» EXERCISE INSTRUCTIONS: Below are the records. Gather each line that holds "wall".
### RECORDS FOR THE EXERCISE ###
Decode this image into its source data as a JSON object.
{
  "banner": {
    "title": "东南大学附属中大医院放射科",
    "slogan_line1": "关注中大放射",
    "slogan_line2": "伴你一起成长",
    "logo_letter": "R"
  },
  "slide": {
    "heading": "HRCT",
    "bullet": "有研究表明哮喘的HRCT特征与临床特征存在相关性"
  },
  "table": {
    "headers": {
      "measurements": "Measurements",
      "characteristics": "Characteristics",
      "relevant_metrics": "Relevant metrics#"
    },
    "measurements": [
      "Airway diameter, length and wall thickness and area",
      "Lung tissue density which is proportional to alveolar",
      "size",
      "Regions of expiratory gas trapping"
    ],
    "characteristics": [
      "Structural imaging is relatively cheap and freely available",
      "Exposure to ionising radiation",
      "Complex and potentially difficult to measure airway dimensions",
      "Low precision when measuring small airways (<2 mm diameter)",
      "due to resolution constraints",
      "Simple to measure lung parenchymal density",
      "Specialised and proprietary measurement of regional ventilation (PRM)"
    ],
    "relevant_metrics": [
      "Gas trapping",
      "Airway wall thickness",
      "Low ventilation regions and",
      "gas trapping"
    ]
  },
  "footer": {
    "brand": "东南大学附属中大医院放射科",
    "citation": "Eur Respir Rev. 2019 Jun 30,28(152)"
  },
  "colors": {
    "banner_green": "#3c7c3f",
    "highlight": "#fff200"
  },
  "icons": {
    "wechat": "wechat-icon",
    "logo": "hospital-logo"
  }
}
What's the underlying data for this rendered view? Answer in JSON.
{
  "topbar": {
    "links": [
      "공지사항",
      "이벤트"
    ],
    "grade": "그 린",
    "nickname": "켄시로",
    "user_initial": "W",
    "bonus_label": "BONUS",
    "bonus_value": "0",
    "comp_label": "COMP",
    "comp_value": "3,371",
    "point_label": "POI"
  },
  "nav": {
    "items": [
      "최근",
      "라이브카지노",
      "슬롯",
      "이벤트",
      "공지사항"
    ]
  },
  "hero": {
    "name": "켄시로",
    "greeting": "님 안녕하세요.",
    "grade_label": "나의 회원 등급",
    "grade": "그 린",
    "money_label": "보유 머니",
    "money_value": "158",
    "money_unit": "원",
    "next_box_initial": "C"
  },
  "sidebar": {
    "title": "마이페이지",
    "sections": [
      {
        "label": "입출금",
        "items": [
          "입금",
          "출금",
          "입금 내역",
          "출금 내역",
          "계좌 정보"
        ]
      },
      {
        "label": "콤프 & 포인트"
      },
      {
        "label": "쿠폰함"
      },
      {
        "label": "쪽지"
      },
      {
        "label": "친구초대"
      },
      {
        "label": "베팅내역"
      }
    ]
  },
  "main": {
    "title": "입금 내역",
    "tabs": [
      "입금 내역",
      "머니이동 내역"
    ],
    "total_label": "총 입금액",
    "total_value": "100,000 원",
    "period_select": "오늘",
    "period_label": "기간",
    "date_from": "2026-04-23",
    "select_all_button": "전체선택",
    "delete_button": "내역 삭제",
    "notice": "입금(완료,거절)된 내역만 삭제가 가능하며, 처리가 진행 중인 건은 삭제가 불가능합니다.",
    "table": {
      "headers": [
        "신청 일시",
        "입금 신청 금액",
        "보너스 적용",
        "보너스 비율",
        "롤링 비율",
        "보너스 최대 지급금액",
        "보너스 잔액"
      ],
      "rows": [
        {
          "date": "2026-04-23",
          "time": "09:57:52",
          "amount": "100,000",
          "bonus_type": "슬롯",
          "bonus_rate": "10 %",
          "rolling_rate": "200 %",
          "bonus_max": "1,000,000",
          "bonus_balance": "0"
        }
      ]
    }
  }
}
###
» THE OUTPUT:
      "Airway diameter, length and wall thickness and area",
      "Airway wall thickness",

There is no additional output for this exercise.